EXERCISE REQUIREMENTS:
Rewrite the material with every "放大镜" changed to "凸透镜" and everything else left the same. Leave out the pictures.

##############################

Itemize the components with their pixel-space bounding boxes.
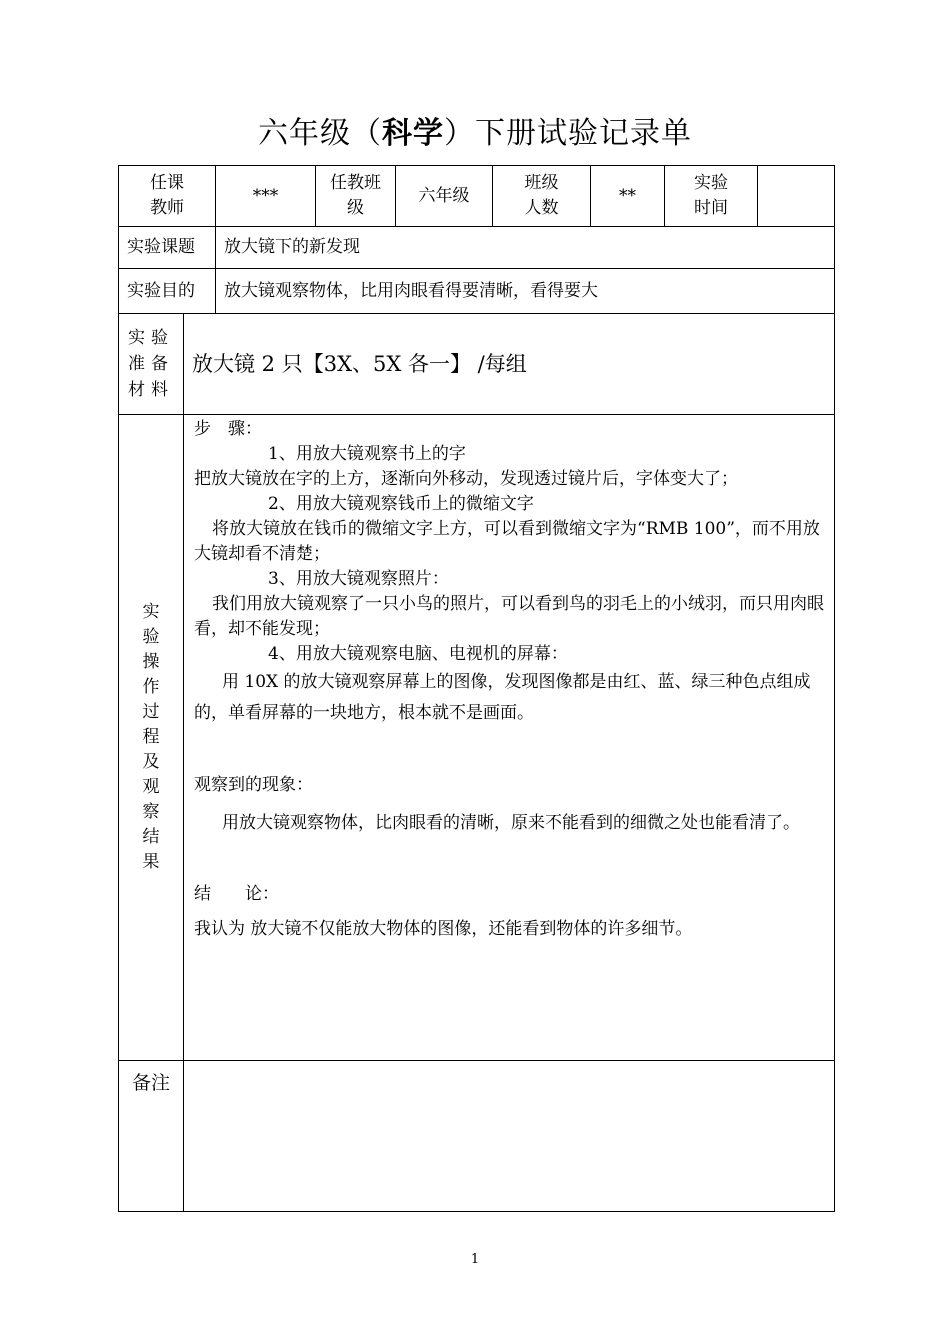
notes-value bbox=[184, 1061, 835, 1212]
teacher-value: *** bbox=[216, 166, 316, 227]
time-value bbox=[758, 166, 835, 227]
conclusion-text: 我认为 放大镜不仅能放大物体的图像，还能看到物体的许多细节。 bbox=[194, 919, 693, 939]
conclusion-heading: 结 论： bbox=[194, 884, 279, 904]
step1-title: 1、用放大镜观察书上的字 bbox=[268, 444, 466, 464]
purpose-label: 实验目的 bbox=[119, 269, 216, 314]
step2-text: 将放大镜放在钱币的微缩文字上方，可以看到微缩文字为“RMB 100”，而不用放大镜却看不清楚； bbox=[194, 519, 820, 564]
step3-text: 我们用放大镜观察了一只小鸟的照片，可以看到鸟的羽毛上的小绒羽，而只用肉眼看，却不能发现； bbox=[194, 594, 824, 639]
materials-value: 放大镜 2 只【3X、5X 各一】 /每组 bbox=[184, 314, 835, 415]
step1-text: 把放大镜放在字的上方，逐渐向外移动，发现透过镜片后，字体变大了； bbox=[194, 469, 738, 489]
step2-title: 2、用放大镜观察钱币上的微缩文字 bbox=[268, 494, 534, 514]
purpose-value: 放大镜观察物体，比用肉眼看得要清晰，看得要大 bbox=[216, 269, 835, 314]
step3-title: 3、用放大镜观察照片： bbox=[268, 569, 449, 589]
step4-title: 4、用放大镜观察电脑、电视机的屏幕： bbox=[268, 644, 568, 664]
class-value: 六年级 bbox=[396, 166, 493, 227]
topic-value: 放大镜下的新发现 bbox=[216, 227, 835, 269]
notes-label: 备注 bbox=[119, 1061, 184, 1212]
class-label: 任教班级 bbox=[316, 166, 396, 227]
observation-heading: 观察到的现象： bbox=[194, 775, 313, 795]
time-label: 实验时间 bbox=[665, 166, 758, 227]
observation-text: 用放大镜观察物体，比肉眼看的清晰，原来不能看到的细微之处也能看清了。 bbox=[222, 813, 800, 833]
topic-label: 实验课题 bbox=[119, 227, 216, 269]
count-label: 班级人数 bbox=[493, 166, 591, 227]
procedure-label: 实验操作过程及观察结果 bbox=[119, 415, 184, 1061]
steps-heading: 步 骤： bbox=[194, 419, 262, 439]
page-title: 六年级（科学）下册试验记录单 bbox=[258, 116, 692, 151]
step4-text: 用 10X 的放大镜观察屏幕上的图像，发现图像都是由红、蓝、绿三种色点组成的，单看屏幕的一块地方，根本就不是画面。 bbox=[194, 672, 811, 723]
count-value: ** bbox=[591, 166, 665, 227]
record-form bbox=[118, 165, 835, 1212]
teacher-label: 任课教师 bbox=[119, 166, 216, 227]
materials-label: 实验准备材料 bbox=[119, 314, 184, 415]
procedure-content bbox=[184, 415, 835, 1061]
page-number: 1 bbox=[470, 1252, 480, 1267]
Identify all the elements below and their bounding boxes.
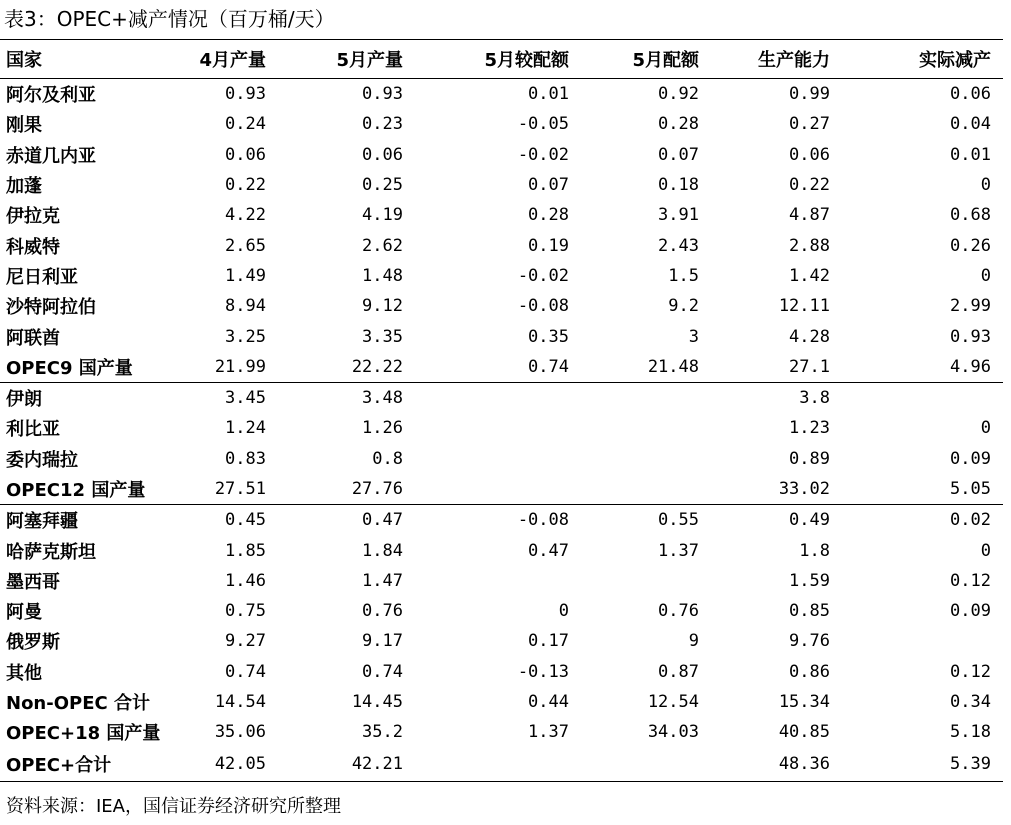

##############################

IN RESPONSE:
Itemize the components with their pixel-space bounding boxes.
notes-value bbox=[184, 1061, 835, 1212]
teacher-value: *** bbox=[216, 166, 316, 227]
time-value bbox=[758, 166, 835, 227]
conclusion-text: 我认为 凸透镜不仅能放大物体的图像，还能看到物体的许多细节。 bbox=[194, 919, 693, 939]
conclusion-heading: 结 论： bbox=[194, 884, 279, 904]
step1-title: 1、用凸透镜观察书上的字 bbox=[268, 444, 466, 464]
purpose-label: 实验目的 bbox=[119, 269, 216, 314]
step2-text: 将凸透镜放在钱币的微缩文字上方，可以看到微缩文字为“RMB 100”，而不用凸透镜却看不清楚； bbox=[194, 519, 820, 564]
step3-text: 我们用凸透镜观察了一只小鸟的照片，可以看到鸟的羽毛上的小绒羽，而只用肉眼看，却不能发现； bbox=[194, 594, 824, 639]
materials-value: 凸透镜 2 只【3X、5X 各一】 /每组 bbox=[184, 314, 835, 415]
step1-text: 把凸透镜放在字的上方，逐渐向外移动，发现透过镜片后，字体变大了； bbox=[194, 469, 738, 489]
step2-title: 2、用凸透镜观察钱币上的微缩文字 bbox=[268, 494, 534, 514]
purpose-value: 凸透镜观察物体，比用肉眼看得要清晰，看得要大 bbox=[216, 269, 835, 314]
step3-title: 3、用凸透镜观察照片： bbox=[268, 569, 449, 589]
step4-title: 4、用凸透镜观察电脑、电视机的屏幕： bbox=[268, 644, 568, 664]
class-value: 六年级 bbox=[396, 166, 493, 227]
topic-value: 凸透镜下的新发现 bbox=[216, 227, 835, 269]
notes-label: 备注 bbox=[119, 1061, 184, 1212]
class-label: 任教班级 bbox=[316, 166, 396, 227]
observation-heading: 观察到的现象： bbox=[194, 775, 313, 795]
time-label: 实验时间 bbox=[665, 166, 758, 227]
observation-text: 用凸透镜观察物体，比肉眼看的清晰，原来不能看到的细微之处也能看清了。 bbox=[222, 813, 800, 833]
topic-label: 实验课题 bbox=[119, 227, 216, 269]
count-label: 班级人数 bbox=[493, 166, 591, 227]
procedure-label: 实验操作过程及观察结果 bbox=[119, 415, 184, 1061]
steps-heading: 步 骤： bbox=[194, 419, 262, 439]
page-title: 六年级（科学）下册试验记录单 bbox=[258, 116, 692, 151]
step4-text: 用 10X 的凸透镜观察屏幕上的图像，发现图像都是由红、蓝、绿三种色点组成的，单看屏幕的一块地方，根本就不是画面。 bbox=[194, 672, 811, 723]
count-value: ** bbox=[591, 166, 665, 227]
record-form bbox=[118, 165, 835, 1212]
teacher-label: 任课教师 bbox=[119, 166, 216, 227]
materials-label: 实验准备材料 bbox=[119, 314, 184, 415]
procedure-content bbox=[184, 415, 835, 1061]
page-number: 1 bbox=[470, 1252, 480, 1267]
Identify all the elements below and their bounding boxes.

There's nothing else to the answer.